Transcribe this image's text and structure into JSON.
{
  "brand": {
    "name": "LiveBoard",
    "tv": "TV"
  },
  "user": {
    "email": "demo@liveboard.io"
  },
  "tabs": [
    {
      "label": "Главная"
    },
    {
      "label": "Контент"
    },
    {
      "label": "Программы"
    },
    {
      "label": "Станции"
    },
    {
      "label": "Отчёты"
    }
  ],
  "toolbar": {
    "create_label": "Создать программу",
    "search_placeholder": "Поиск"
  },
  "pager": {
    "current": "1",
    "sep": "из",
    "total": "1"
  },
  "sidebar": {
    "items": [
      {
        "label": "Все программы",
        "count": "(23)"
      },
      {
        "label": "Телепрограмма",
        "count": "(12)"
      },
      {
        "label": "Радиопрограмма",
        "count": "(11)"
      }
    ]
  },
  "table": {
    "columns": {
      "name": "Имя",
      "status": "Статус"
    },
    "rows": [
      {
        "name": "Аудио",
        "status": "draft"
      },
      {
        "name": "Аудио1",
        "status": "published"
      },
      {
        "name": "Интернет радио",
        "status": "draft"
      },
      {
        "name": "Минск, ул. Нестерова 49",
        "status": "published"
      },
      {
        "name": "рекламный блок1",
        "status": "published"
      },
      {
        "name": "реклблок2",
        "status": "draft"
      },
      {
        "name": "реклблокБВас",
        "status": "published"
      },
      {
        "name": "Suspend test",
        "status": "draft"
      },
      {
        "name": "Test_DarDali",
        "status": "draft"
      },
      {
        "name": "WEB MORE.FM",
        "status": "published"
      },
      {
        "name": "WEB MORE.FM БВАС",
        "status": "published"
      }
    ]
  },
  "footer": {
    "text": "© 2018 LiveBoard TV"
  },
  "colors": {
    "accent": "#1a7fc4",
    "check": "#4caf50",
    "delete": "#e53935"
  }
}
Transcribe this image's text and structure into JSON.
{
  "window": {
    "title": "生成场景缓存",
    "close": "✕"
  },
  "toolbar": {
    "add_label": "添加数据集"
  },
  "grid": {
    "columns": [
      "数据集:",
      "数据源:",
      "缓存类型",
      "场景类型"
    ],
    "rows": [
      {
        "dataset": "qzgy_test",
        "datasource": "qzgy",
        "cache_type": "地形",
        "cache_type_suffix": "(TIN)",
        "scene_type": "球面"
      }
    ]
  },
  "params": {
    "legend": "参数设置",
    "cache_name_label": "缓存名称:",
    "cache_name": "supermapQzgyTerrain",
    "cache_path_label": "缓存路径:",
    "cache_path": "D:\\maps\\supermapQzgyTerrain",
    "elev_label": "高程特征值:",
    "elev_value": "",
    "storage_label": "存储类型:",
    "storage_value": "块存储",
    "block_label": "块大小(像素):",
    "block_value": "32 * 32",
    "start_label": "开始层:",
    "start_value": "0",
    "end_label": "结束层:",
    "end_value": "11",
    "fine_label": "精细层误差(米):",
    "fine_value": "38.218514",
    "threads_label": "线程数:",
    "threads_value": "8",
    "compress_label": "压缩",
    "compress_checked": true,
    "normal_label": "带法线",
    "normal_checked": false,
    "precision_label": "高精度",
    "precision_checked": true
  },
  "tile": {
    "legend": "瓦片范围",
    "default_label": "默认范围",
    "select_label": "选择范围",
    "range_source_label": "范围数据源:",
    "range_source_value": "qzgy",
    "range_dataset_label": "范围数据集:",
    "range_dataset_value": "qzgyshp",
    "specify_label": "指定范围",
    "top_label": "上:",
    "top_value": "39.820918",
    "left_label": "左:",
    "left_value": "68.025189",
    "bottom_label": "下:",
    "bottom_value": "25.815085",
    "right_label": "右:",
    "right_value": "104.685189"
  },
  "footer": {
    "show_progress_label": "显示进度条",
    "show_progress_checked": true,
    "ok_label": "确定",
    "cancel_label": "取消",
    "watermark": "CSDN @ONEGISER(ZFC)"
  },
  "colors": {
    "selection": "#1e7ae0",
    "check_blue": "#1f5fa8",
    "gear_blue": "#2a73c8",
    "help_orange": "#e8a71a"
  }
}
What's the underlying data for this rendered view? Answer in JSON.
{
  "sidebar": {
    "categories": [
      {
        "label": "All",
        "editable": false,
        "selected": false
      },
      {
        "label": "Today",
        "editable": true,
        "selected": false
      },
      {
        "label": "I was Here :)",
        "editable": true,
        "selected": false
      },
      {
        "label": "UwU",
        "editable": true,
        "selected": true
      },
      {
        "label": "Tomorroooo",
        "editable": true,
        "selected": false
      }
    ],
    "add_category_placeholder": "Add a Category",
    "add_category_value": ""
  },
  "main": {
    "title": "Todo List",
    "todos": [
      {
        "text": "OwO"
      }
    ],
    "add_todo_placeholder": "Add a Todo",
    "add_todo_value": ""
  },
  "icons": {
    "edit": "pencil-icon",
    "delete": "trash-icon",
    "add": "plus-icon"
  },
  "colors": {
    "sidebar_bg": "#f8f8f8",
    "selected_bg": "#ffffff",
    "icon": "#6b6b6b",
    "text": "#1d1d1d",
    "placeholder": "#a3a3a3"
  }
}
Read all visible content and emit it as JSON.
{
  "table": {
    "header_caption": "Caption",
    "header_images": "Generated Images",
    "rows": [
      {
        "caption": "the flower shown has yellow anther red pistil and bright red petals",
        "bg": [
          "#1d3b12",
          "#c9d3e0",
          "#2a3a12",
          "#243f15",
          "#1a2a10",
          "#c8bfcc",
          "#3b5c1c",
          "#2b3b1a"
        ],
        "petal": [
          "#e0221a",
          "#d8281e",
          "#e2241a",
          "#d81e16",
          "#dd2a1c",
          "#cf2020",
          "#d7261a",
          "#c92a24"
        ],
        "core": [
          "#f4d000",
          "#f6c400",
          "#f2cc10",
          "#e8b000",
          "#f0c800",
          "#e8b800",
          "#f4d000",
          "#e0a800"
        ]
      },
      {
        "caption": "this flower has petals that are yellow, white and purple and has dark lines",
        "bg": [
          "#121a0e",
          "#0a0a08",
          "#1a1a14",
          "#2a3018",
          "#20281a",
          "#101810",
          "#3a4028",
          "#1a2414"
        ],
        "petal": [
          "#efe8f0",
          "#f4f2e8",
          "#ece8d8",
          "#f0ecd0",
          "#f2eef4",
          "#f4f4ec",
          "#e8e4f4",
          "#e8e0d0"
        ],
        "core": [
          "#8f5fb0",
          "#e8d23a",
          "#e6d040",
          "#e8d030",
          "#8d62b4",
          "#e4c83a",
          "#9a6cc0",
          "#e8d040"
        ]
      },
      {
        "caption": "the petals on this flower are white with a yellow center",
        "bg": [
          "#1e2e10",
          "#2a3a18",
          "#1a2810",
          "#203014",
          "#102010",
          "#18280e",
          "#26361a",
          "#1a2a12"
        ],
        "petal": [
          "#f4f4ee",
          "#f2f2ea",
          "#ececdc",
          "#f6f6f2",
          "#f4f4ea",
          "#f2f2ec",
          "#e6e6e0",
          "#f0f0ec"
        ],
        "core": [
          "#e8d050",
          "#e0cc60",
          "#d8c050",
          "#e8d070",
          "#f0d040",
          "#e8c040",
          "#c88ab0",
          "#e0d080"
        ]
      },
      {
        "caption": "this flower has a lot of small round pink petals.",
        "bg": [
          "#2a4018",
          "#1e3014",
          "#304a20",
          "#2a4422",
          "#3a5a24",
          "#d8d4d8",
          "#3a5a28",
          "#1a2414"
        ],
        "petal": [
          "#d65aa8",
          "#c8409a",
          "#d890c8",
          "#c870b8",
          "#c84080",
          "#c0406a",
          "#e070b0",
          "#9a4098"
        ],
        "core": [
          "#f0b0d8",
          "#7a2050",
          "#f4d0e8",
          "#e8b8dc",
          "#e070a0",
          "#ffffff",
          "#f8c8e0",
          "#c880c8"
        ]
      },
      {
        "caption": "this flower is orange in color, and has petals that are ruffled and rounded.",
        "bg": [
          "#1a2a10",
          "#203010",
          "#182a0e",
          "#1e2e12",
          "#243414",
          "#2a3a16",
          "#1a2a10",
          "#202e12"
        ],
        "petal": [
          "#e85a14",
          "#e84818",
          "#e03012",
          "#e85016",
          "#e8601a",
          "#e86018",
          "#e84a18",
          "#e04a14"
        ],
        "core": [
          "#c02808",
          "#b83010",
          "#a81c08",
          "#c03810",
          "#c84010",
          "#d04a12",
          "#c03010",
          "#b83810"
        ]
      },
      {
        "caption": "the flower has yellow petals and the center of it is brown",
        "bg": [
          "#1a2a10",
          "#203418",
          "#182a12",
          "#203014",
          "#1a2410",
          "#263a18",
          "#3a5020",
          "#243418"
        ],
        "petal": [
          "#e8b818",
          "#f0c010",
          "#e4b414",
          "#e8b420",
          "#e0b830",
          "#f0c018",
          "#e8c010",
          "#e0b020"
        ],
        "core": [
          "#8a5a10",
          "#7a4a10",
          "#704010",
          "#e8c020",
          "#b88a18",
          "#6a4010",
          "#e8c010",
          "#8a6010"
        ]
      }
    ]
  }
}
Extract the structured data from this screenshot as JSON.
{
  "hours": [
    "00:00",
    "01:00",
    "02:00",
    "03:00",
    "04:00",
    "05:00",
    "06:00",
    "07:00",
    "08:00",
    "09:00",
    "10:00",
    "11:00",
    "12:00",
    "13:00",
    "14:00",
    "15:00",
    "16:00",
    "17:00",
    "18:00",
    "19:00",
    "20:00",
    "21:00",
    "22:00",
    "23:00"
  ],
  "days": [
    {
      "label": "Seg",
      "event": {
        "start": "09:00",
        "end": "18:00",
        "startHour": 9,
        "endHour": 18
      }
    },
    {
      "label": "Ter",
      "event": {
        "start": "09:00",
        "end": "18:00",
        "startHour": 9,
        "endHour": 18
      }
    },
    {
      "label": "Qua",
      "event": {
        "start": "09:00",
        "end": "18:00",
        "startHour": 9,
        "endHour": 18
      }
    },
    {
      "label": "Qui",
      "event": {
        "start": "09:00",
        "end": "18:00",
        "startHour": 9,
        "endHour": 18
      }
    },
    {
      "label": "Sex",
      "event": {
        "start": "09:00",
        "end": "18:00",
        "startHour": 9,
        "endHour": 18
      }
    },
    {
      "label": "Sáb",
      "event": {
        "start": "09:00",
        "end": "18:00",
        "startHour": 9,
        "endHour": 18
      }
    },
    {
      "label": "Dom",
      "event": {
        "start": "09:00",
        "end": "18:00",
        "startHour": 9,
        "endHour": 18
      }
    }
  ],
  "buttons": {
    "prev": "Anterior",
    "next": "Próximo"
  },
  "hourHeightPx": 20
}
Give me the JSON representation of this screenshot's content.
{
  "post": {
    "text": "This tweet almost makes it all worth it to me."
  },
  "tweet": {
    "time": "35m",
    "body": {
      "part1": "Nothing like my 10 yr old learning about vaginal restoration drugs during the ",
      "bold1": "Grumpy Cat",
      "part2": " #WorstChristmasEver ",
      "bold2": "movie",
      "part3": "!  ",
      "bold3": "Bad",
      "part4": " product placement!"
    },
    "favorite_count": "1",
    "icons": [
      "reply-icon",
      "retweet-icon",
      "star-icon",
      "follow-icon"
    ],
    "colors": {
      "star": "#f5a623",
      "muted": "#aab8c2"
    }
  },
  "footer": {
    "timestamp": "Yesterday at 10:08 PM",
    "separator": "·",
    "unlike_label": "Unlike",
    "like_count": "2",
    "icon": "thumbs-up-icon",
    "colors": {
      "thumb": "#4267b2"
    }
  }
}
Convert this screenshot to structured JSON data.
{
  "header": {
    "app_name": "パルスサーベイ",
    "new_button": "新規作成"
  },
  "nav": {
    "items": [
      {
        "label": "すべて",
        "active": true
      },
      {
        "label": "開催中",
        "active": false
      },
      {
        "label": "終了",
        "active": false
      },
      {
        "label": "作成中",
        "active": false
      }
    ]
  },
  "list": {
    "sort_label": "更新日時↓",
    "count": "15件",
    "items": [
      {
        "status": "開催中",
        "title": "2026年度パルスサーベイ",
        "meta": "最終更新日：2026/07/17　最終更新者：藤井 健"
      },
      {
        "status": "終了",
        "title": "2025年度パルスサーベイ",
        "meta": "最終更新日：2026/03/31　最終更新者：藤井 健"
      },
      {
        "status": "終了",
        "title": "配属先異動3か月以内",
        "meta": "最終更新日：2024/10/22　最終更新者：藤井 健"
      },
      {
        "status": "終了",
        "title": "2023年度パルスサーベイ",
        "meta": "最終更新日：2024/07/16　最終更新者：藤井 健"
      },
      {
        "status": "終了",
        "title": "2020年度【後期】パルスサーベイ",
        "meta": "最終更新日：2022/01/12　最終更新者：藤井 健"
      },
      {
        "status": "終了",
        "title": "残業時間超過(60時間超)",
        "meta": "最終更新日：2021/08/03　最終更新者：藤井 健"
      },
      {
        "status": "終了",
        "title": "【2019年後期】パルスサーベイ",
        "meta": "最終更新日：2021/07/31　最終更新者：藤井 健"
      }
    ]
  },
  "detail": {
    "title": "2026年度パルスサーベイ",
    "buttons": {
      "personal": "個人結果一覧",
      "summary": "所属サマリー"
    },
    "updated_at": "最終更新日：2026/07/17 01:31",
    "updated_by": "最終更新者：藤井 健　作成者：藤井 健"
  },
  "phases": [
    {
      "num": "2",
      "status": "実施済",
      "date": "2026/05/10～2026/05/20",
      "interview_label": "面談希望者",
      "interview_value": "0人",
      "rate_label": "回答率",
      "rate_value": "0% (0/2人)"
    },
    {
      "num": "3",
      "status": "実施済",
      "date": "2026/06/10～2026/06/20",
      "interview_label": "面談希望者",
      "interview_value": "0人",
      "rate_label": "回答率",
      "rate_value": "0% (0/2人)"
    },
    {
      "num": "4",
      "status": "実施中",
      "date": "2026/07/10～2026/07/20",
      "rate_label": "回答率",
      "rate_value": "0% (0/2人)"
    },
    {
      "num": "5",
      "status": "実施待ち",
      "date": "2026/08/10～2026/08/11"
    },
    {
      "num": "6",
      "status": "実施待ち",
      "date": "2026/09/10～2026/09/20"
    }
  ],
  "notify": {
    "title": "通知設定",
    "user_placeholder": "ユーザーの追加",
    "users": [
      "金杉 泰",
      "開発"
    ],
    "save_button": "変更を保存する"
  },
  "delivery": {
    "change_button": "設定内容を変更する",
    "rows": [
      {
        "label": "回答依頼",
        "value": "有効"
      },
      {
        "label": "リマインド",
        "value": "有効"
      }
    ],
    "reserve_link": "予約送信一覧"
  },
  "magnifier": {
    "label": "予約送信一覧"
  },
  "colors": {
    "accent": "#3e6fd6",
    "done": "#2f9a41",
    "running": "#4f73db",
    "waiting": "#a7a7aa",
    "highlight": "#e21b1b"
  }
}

What is being asked:
Determine how many lines of this listing contain "that", and give only the number.

Answer to the problem:
2